To be done:
From the data below, extract every line that contains the string "resistors".

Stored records
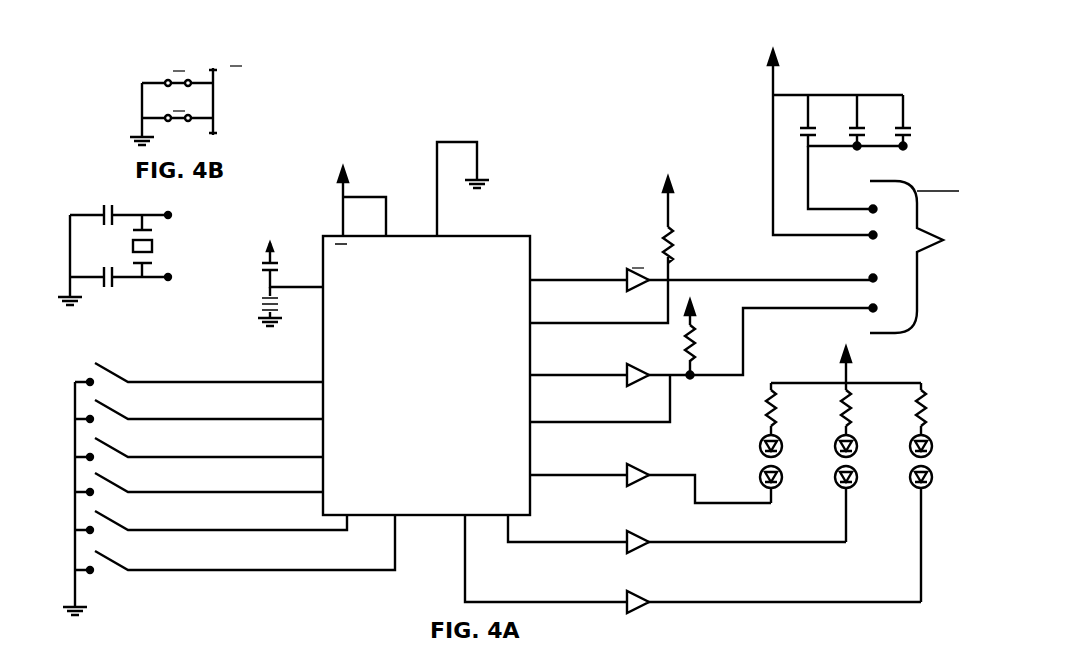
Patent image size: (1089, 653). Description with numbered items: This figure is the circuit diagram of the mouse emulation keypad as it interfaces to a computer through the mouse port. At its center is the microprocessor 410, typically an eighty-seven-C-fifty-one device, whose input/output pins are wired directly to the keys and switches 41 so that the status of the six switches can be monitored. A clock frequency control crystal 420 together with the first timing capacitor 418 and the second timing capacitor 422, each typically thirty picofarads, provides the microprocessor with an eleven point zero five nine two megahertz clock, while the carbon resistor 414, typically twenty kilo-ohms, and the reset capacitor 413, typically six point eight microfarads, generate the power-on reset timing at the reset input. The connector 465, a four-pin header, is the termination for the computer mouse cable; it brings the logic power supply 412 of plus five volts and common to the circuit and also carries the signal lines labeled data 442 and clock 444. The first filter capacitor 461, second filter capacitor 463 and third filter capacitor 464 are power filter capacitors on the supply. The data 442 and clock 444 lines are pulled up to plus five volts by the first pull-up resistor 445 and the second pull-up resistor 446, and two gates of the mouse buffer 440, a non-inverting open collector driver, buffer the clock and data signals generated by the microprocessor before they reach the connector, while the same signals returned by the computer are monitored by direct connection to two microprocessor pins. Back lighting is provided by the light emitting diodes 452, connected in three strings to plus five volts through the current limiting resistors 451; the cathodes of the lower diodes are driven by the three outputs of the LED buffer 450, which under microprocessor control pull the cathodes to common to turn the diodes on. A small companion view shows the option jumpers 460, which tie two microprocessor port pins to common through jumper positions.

In FIG. 4A, the keys and switches S1-S6 41 is at (75, 472).
In FIG. 4A, the microprocessor 410 is at (527, 236).
In FIG. 4A, the logic power supply to microprocessor 412 is at (372, 197).
In FIG. 4A, the capacitor C-2 413 is at (274, 248).
In FIG. 4A, the carbon resistor 414 is at (264, 319).
In FIG. 4A, the capacitor C-5 418 is at (110, 286).
In FIG. 4A, the clock frequency control crystal 420 is at (157, 248).
In FIG. 4A, the capacitor C-6 422 is at (108, 206).
In FIG. 4A, the mouse buffer 440 is at (626, 272).
In FIG. 4A, the data 442 is at (756, 280).
In FIG. 4A, the clock 444 is at (762, 308).
In FIG. 4A, the resistor R-5 445 is at (710, 235).
In FIG. 4A, the resistor R-5 446 is at (695, 378).
In FIG. 4A, the LED buffer 450 is at (638, 472).
In FIG. 4A, the resistors R1-R3 451 is at (932, 393).
In FIG. 4A, the light emitting diodes L1-L6 452 is at (932, 448).
In FIG. 4B, the option jumpers 460 is at (187, 34).
In FIG. 4A, the capacitor C1 461 is at (920, 130).
In FIG. 4A, the capacitor C3 463 is at (820, 115).
In FIG. 4A, the capacitor C4 464 is at (870, 115).
In FIG. 4A, the connector for power and data and clock lines 465 is at (978, 290).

Answer below:
Patent image size: (1089, 653). Description with numbered items: This figure is the circuit diagram of the mouse emulation keypad as it interfaces to a computer through the mouse port. At its center is the microprocessor 410, typically an eighty-seven-C-fifty-one device, whose input/output pins are wired directly to the keys and switches 41 so that the status of the six switches can be monitored. A clock frequency control crystal 420 together with the first timing capacitor 418 and the second timing capacitor 422, each typically thirty picofarads, provides the microprocessor with an eleven point zero five nine two megahertz clock, while the carbon resistor 414, typically twenty kilo-ohms, and the reset capacitor 413, typically six point eight microfarads, generate the power-on reset timing at the reset input. The connector 465, a four-pin header, is the termination for the computer mouse cable; it brings the logic power supply 412 of plus five volts and common to the circuit and also carries the signal lines labeled data 442 and clock 444. The first filter capacitor 461, second filter capacitor 463 and third filter capacitor 464 are power filter capacitors on the supply. The data 442 and clock 444 lines are pulled up to plus five volts by the first pull-up resistor 445 and the second pull-up resistor 446, and two gates of the mouse buffer 440, a non-inverting open collector driver, buffer the clock and data signals generated by the microprocessor before they reach the connector, while the same signals returned by the computer are monitored by direct connection to two microprocessor pins. Back lighting is provided by the light emitting diodes 452, connected in three strings to plus five volts through the current limiting resistors 451; the cathodes of the lower diodes are driven by the three outputs of the LED buffer 450, which under microprocessor control pull the cathodes to common to turn the diodes on. A small companion view shows the option jumpers 460, which tie two microprocessor port pins to common through jumper positions.
In FIG. 4A, the resistors R1-R3 451 is at (932, 393).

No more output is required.